§ Instruction:
Give the number of lines containing the word "LGVFG", and nothing else.

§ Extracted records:
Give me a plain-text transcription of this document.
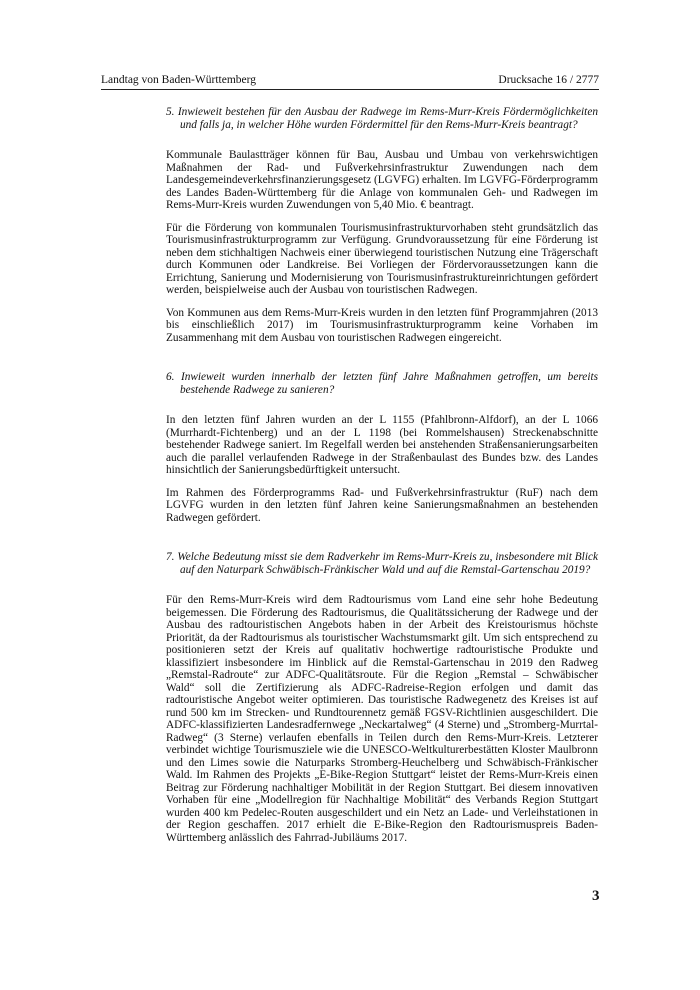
Landtag von Baden-Württemberg	Drucksache 16 / 2777

5. Inwieweit bestehen für den Ausbau der Radwege im Rems-Murr-Kreis Fördermöglichkeiten und falls ja, in welcher Höhe wurden Fördermittel für den Rems-Murr-Kreis beantragt?

Kommunale Baulastträger können für Bau, Ausbau und Umbau von verkehrswichtigen Maßnahmen der Rad- und Fußverkehrsinfrastruktur Zuwendungen nach dem Landesgemeindeverkehrsfinanzierungsgesetz (LGVFG) erhalten. Im LGVFG-Förderprogramm des Landes Baden-Württemberg für die Anlage von kommunalen Geh- und Radwegen im Rems-Murr-Kreis wurden Zuwendungen von 5,40 Mio. € beantragt.

Für die Förderung von kommunalen Tourismusinfrastrukturvorhaben steht grundsätzlich das Tourismusinfrastrukturprogramm zur Verfügung. Grundvoraussetzung für eine Förderung ist neben dem stichhaltigen Nachweis einer überwiegend touristischen Nutzung eine Trägerschaft durch Kommunen oder Landkreise. Bei Vorliegen der Fördervoraussetzungen kann die Errichtung, Sanierung und Modernisierung von Tourismusinfrastruktureinrichtungen gefördert werden, beispielweise auch der Ausbau von touristischen Radwegen.

Von Kommunen aus dem Rems-Murr-Kreis wurden in den letzten fünf Programmjahren (2013 bis einschließlich 2017) im Tourismusinfrastrukturprogramm keine Vorhaben im Zusammenhang mit dem Ausbau von touristischen Radwegen eingereicht.

6. Inwieweit wurden innerhalb der letzten fünf Jahre Maßnahmen getroffen, um bereits bestehende Radwege zu sanieren?

In den letzten fünf Jahren wurden an der L 1155 (Pfahlbronn-Alfdorf), an der L 1066 (Murrhardt-Fichtenberg) und an der L 1198 (bei Rommelshausen) Streckenabschnitte bestehender Radwege saniert. Im Regelfall werden bei anstehenden Straßensanierungsarbeiten auch die parallel verlaufenden Radwege in der Straßenbaulast des Bundes bzw. des Landes hinsichtlich der Sanierungsbedürftigkeit untersucht.

Im Rahmen des Förderprogramms Rad- und Fußverkehrsinfrastruktur (RuF) nach dem LGVFG wurden in den letzten fünf Jahren keine Sanierungsmaßnahmen an bestehenden Radwegen gefördert.

7. Welche Bedeutung misst sie dem Radverkehr im Rems-Murr-Kreis zu, insbesondere mit Blick auf den Naturpark Schwäbisch-Fränkischer Wald und auf die Remstal-Gartenschau 2019?

Für den Rems-Murr-Kreis wird dem Radtourismus vom Land eine sehr hohe Bedeutung beigemessen. Die Förderung des Radtourismus, die Qualitätssicherung der Radwege und der Ausbau des radtouristischen Angebots haben in der Arbeit des Kreistourismus höchste Priorität, da der Radtourismus als touristischer Wachstumsmarkt gilt. Um sich entsprechend zu positionieren setzt der Kreis auf qualitativ hochwertige radtouristische Produkte und klassifiziert insbesondere im Hinblick auf die Remstal-Gartenschau in 2019 den Radweg „Remstal-Radroute“ zur ADFC-Qualitätsroute. Für die Region „Remstal – Schwäbischer Wald“ soll die Zertifizierung als ADFC-Radreise-Region erfolgen und damit das radtouristische Angebot weiter optimieren. Das touristische Radwegenetz des Kreises ist auf rund 500 km im Strecken- und Rundtourennetz gemäß FGSV-Richtlinien ausgeschildert. Die ADFC-klassifizierten Landesradfernwege „Neckartalweg“ (4 Sterne) und „Stromberg-Murrtal-Radweg“ (3 Sterne) verlaufen ebenfalls in Teilen durch den Rems-Murr-Kreis. Letzterer verbindet wichtige Tourismusziele wie die UNESCO-Weltkulturerbestätten Kloster Maulbronn und den Limes sowie die Naturparks Stromberg-Heuchelberg und Schwäbisch-Fränkischer Wald. Im Rahmen des Projekts „E-Bike-Region Stuttgart“ leistet der Rems-Murr-Kreis einen Beitrag zur Förderung nachhaltiger Mobilität in der Region Stuttgart. Bei diesem innovativen Vorhaben für eine „Modellregion für Nachhaltige Mobilität“ des Verbands Region Stuttgart wurden 400 km Pedelec-Routen ausgeschildert und ein Netz an Lade- und Verleihstationen in der Region geschaffen. 2017 erhielt die E-Bike-Region den Radtourismuspreis Baden-Württemberg anlässlich des Fahrrad-Jubiläums 2017.

3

§ Answer:
2